Extract each line of the material that follows exactly and omit its pictures.
++++ Listed records ++++
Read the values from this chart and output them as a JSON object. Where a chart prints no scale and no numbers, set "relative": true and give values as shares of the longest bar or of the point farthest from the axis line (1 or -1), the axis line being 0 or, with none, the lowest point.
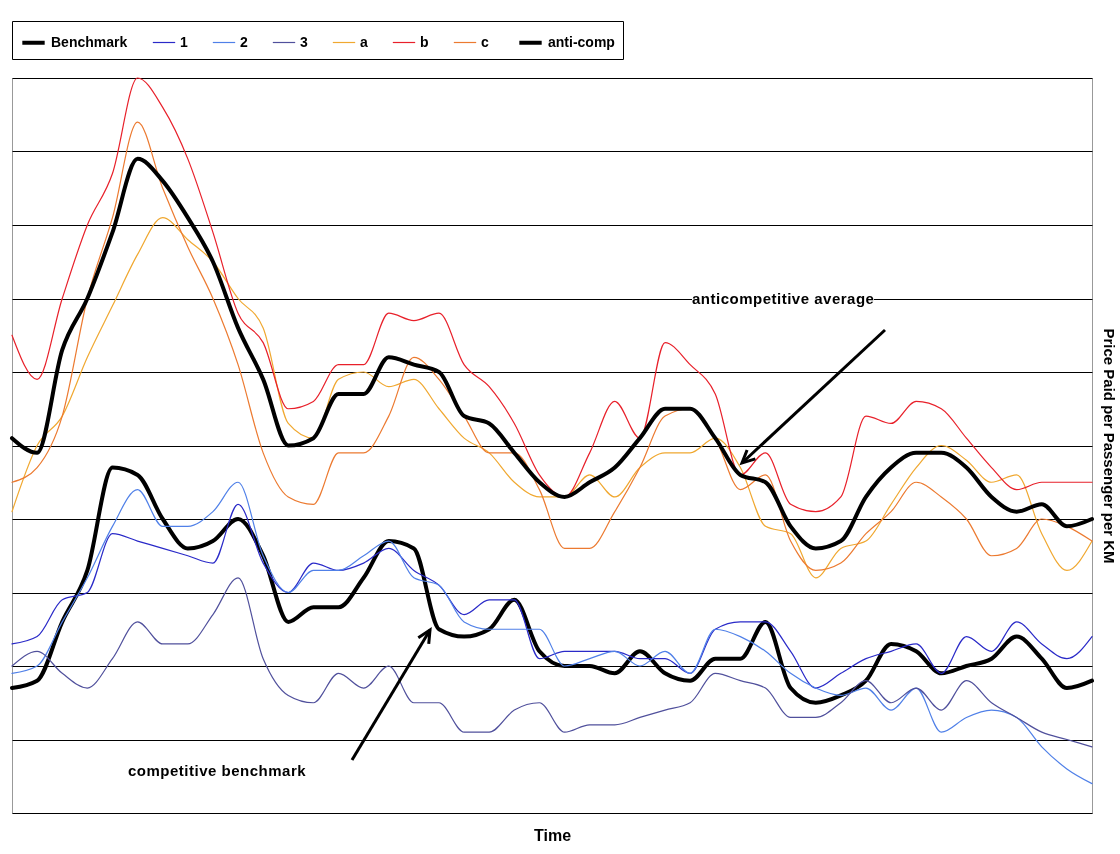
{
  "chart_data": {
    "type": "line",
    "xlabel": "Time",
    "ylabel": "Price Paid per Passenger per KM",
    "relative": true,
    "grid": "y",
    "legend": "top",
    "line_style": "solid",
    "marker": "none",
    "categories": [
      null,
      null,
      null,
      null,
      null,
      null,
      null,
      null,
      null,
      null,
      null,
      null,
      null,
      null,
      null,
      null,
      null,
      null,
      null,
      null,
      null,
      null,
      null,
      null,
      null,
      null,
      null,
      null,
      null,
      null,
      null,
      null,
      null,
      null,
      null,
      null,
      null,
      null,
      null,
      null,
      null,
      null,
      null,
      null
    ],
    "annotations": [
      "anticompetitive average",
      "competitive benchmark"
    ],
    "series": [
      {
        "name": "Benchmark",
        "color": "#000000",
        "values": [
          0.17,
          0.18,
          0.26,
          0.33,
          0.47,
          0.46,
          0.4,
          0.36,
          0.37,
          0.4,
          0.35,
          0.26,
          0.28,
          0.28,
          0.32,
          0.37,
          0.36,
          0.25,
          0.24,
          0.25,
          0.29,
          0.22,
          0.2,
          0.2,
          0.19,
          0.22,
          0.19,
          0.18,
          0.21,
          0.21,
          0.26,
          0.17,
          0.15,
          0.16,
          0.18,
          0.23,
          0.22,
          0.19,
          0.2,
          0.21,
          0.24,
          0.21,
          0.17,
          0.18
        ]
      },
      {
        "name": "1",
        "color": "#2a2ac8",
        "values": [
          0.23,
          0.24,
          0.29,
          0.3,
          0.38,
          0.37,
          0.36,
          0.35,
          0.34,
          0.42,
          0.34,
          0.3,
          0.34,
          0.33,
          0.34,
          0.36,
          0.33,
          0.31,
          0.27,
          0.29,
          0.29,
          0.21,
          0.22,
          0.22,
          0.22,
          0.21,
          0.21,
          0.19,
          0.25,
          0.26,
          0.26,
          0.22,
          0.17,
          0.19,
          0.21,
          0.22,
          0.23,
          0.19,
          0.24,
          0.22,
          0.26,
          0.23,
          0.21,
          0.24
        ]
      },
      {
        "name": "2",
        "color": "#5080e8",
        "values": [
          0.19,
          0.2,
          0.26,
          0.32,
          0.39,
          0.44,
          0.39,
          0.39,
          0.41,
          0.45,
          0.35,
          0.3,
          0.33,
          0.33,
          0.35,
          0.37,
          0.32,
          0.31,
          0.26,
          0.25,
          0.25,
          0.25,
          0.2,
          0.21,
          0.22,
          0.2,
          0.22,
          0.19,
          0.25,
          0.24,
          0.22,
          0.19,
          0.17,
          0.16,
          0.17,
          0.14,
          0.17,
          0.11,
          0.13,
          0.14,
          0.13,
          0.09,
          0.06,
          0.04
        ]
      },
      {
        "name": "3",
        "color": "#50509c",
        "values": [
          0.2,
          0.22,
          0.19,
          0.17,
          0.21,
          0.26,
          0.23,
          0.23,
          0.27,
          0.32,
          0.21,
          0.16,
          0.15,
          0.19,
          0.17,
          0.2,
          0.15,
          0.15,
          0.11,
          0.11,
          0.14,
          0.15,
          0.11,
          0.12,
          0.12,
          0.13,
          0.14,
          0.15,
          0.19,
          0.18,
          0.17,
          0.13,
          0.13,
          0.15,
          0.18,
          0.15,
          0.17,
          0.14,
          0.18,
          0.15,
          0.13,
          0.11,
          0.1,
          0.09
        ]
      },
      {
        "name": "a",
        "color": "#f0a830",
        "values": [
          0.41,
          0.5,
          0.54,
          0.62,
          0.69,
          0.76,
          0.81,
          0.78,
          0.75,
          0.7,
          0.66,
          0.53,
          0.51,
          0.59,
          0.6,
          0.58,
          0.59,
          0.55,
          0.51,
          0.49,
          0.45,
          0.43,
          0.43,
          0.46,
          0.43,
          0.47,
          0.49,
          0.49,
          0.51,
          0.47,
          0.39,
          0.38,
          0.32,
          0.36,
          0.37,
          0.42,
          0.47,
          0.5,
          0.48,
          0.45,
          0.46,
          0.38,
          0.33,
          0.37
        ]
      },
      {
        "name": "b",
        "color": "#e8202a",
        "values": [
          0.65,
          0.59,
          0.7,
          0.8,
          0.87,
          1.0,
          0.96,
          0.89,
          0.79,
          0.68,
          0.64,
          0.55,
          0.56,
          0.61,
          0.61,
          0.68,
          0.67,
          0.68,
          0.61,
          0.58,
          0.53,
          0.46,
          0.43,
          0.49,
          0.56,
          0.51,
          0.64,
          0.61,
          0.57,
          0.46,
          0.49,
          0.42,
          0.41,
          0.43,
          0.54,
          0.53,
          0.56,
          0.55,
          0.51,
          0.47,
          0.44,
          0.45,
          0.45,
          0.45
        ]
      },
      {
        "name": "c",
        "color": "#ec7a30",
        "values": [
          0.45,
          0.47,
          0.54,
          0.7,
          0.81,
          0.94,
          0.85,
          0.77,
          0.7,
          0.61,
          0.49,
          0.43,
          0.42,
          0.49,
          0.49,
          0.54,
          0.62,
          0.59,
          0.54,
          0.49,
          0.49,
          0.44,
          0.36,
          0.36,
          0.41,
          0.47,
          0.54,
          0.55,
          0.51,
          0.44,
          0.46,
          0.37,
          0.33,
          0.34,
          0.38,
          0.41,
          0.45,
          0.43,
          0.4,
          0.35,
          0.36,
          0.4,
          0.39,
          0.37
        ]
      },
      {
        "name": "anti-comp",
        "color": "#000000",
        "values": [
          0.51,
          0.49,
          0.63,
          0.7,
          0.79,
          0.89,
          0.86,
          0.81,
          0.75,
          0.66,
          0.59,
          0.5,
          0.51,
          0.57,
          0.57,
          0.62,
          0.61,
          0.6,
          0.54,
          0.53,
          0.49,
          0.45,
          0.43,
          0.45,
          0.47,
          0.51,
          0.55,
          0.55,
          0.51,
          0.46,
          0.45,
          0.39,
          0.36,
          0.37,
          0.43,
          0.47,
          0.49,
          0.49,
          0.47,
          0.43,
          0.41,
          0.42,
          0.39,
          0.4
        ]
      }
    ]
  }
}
++++
__Complete answer__
Read the values from this chart and output them as a JSON object. Where a chart prints no scale and no numbers, set "relative": true and give values as shares of the longest bar or of the point farthest from the axis line (1 or -1), the axis line being 0 or, with none, the lowest point.
{
  "chart_data": {
    "type": "line",
    "xlabel": "Time",
    "ylabel": "Price Paid per Passenger per KM",
    "relative": true,
    "grid": "y",
    "legend": "top",
    "line_style": "solid",
    "marker": "none",
    "categories": [
      null,
      null,
      null,
      null,
      null,
      null,
      null,
      null,
      null,
      null,
      null,
      null,
      null,
      null,
      null,
      null,
      null,
      null,
      null,
      null,
      null,
      null,
      null,
      null,
      null,
      null,
      null,
      null,
      null,
      null,
      null,
      null,
      null,
      null,
      null,
      null,
      null,
      null,
      null,
      null,
      null,
      null,
      null,
      null
    ],
    "annotations": [
      "anticompetitive average",
      "competitive benchmark"
    ],
    "series": [
      {
        "name": "Benchmark",
        "color": "#000000",
        "values": [
          0.17,
          0.18,
          0.26,
          0.33,
          0.47,
          0.46,
          0.4,
          0.36,
          0.37,
          0.4,
          0.35,
          0.26,
          0.28,
          0.28,
          0.32,
          0.37,
          0.36,
          0.25,
          0.24,
          0.25,
          0.29,
          0.22,
          0.2,
          0.2,
          0.19,
          0.22,
          0.19,
          0.18,
          0.21,
          0.21,
          0.26,
          0.17,
          0.15,
          0.16,
          0.18,
          0.23,
          0.22,
          0.19,
          0.2,
          0.21,
          0.24,
          0.21,
          0.17,
          0.18
        ]
      },
      {
        "name": "1",
        "color": "#2a2ac8",
        "values": [
          0.23,
          0.24,
          0.29,
          0.3,
          0.38,
          0.37,
          0.36,
          0.35,
          0.34,
          0.42,
          0.34,
          0.3,
          0.34,
          0.33,
          0.34,
          0.36,
          0.33,
          0.31,
          0.27,
          0.29,
          0.29,
          0.21,
          0.22,
          0.22,
          0.22,
          0.21,
          0.21,
          0.19,
          0.25,
          0.26,
          0.26,
          0.22,
          0.17,
          0.19,
          0.21,
          0.22,
          0.23,
          0.19,
          0.24,
          0.22,
          0.26,
          0.23,
          0.21,
          0.24
        ]
      },
      {
        "name": "2",
        "color": "#5080e8",
        "values": [
          0.19,
          0.2,
          0.26,
          0.32,
          0.39,
          0.44,
          0.39,
          0.39,
          0.41,
          0.45,
          0.35,
          0.3,
          0.33,
          0.33,
          0.35,
          0.37,
          0.32,
          0.31,
          0.26,
          0.25,
          0.25,
          0.25,
          0.2,
          0.21,
          0.22,
          0.2,
          0.22,
          0.19,
          0.25,
          0.24,
          0.22,
          0.19,
          0.17,
          0.16,
          0.17,
          0.14,
          0.17,
          0.11,
          0.13,
          0.14,
          0.13,
          0.09,
          0.06,
          0.04
        ]
      },
      {
        "name": "3",
        "color": "#50509c",
        "values": [
          0.2,
          0.22,
          0.19,
          0.17,
          0.21,
          0.26,
          0.23,
          0.23,
          0.27,
          0.32,
          0.21,
          0.16,
          0.15,
          0.19,
          0.17,
          0.2,
          0.15,
          0.15,
          0.11,
          0.11,
          0.14,
          0.15,
          0.11,
          0.12,
          0.12,
          0.13,
          0.14,
          0.15,
          0.19,
          0.18,
          0.17,
          0.13,
          0.13,
          0.15,
          0.18,
          0.15,
          0.17,
          0.14,
          0.18,
          0.15,
          0.13,
          0.11,
          0.1,
          0.09
        ]
      },
      {
        "name": "a",
        "color": "#f0a830",
        "values": [
          0.41,
          0.5,
          0.54,
          0.62,
          0.69,
          0.76,
          0.81,
          0.78,
          0.75,
          0.7,
          0.66,
          0.53,
          0.51,
          0.59,
          0.6,
          0.58,
          0.59,
          0.55,
          0.51,
          0.49,
          0.45,
          0.43,
          0.43,
          0.46,
          0.43,
          0.47,
          0.49,
          0.49,
          0.51,
          0.47,
          0.39,
          0.38,
          0.32,
          0.36,
          0.37,
          0.42,
          0.47,
          0.5,
          0.48,
          0.45,
          0.46,
          0.38,
          0.33,
          0.37
        ]
      },
      {
        "name": "b",
        "color": "#e8202a",
        "values": [
          0.65,
          0.59,
          0.7,
          0.8,
          0.87,
          1.0,
          0.96,
          0.89,
          0.79,
          0.68,
          0.64,
          0.55,
          0.56,
          0.61,
          0.61,
          0.68,
          0.67,
          0.68,
          0.61,
          0.58,
          0.53,
          0.46,
          0.43,
          0.49,
          0.56,
          0.51,
          0.64,
          0.61,
          0.57,
          0.46,
          0.49,
          0.42,
          0.41,
          0.43,
          0.54,
          0.53,
          0.56,
          0.55,
          0.51,
          0.47,
          0.44,
          0.45,
          0.45,
          0.45
        ]
      },
      {
        "name": "c",
        "color": "#ec7a30",
        "values": [
          0.45,
          0.47,
          0.54,
          0.7,
          0.81,
          0.94,
          0.85,
          0.77,
          0.7,
          0.61,
          0.49,
          0.43,
          0.42,
          0.49,
          0.49,
          0.54,
          0.62,
          0.59,
          0.54,
          0.49,
          0.49,
          0.44,
          0.36,
          0.36,
          0.41,
          0.47,
          0.54,
          0.55,
          0.51,
          0.44,
          0.46,
          0.37,
          0.33,
          0.34,
          0.38,
          0.41,
          0.45,
          0.43,
          0.4,
          0.35,
          0.36,
          0.4,
          0.39,
          0.37
        ]
      },
      {
        "name": "anti-comp",
        "color": "#000000",
        "values": [
          0.51,
          0.49,
          0.63,
          0.7,
          0.79,
          0.89,
          0.86,
          0.81,
          0.75,
          0.66,
          0.59,
          0.5,
          0.51,
          0.57,
          0.57,
          0.62,
          0.61,
          0.6,
          0.54,
          0.53,
          0.49,
          0.45,
          0.43,
          0.45,
          0.47,
          0.51,
          0.55,
          0.55,
          0.51,
          0.46,
          0.45,
          0.39,
          0.36,
          0.37,
          0.43,
          0.47,
          0.49,
          0.49,
          0.47,
          0.43,
          0.41,
          0.42,
          0.39,
          0.4
        ]
      }
    ]
  }
}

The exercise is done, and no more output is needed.